Task requirements
Examine the material below. Gather every line in which the string "text" appears.

-*-

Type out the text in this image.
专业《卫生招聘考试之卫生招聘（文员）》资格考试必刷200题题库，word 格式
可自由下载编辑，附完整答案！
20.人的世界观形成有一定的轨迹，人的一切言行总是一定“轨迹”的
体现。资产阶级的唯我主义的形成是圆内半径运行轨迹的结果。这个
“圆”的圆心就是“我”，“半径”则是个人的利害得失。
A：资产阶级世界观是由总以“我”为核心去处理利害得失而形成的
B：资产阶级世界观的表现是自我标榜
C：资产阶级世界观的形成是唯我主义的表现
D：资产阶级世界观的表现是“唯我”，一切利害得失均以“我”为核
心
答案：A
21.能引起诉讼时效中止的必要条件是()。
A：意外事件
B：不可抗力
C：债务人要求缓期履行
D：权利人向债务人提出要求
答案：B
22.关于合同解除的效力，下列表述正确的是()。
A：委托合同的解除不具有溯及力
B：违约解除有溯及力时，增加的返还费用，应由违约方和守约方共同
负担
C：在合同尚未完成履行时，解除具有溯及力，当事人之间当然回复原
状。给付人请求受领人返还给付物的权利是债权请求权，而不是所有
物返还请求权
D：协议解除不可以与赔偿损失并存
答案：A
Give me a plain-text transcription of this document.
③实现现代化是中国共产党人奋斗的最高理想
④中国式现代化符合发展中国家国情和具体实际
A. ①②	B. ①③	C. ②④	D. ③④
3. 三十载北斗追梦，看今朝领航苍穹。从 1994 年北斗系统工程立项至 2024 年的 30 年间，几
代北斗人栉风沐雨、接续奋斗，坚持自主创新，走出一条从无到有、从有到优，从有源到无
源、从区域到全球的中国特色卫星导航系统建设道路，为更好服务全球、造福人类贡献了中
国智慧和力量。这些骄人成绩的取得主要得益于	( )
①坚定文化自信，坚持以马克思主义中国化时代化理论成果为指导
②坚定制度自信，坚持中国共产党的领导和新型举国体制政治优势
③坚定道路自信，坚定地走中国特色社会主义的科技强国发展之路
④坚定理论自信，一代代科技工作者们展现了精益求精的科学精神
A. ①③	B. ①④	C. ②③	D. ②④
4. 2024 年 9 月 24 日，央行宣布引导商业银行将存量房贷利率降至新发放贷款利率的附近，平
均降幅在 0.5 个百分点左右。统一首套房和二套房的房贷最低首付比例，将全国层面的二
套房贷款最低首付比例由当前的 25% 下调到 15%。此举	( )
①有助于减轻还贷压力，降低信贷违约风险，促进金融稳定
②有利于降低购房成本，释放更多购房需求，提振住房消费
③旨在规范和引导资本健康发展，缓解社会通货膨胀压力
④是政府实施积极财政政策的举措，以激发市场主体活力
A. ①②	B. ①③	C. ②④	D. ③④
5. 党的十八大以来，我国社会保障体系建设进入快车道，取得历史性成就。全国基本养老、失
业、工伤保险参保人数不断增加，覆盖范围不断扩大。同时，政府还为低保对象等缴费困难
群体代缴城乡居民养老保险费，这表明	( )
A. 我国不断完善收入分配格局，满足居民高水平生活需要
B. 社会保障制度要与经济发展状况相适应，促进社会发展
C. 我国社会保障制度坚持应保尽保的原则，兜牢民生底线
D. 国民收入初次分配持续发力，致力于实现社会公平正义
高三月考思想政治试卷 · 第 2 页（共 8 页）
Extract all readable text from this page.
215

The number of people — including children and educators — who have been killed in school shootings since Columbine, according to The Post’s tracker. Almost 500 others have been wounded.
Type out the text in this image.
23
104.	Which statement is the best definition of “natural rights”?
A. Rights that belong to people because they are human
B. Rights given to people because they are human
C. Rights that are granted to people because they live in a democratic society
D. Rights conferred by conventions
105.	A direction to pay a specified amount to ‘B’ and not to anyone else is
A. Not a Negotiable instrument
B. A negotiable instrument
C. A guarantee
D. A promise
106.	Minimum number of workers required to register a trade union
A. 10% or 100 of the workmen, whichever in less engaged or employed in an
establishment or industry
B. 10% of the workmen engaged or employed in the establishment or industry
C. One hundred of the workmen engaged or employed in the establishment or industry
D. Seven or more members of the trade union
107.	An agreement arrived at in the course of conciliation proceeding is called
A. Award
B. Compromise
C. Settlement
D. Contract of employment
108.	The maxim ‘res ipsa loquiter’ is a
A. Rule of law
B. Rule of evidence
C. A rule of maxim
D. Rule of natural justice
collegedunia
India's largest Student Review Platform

-*-

Response
Type out the text in this image.
Give me a plain-text transcription of this document.
Extract all readable text from this page.
Type out the text in this image.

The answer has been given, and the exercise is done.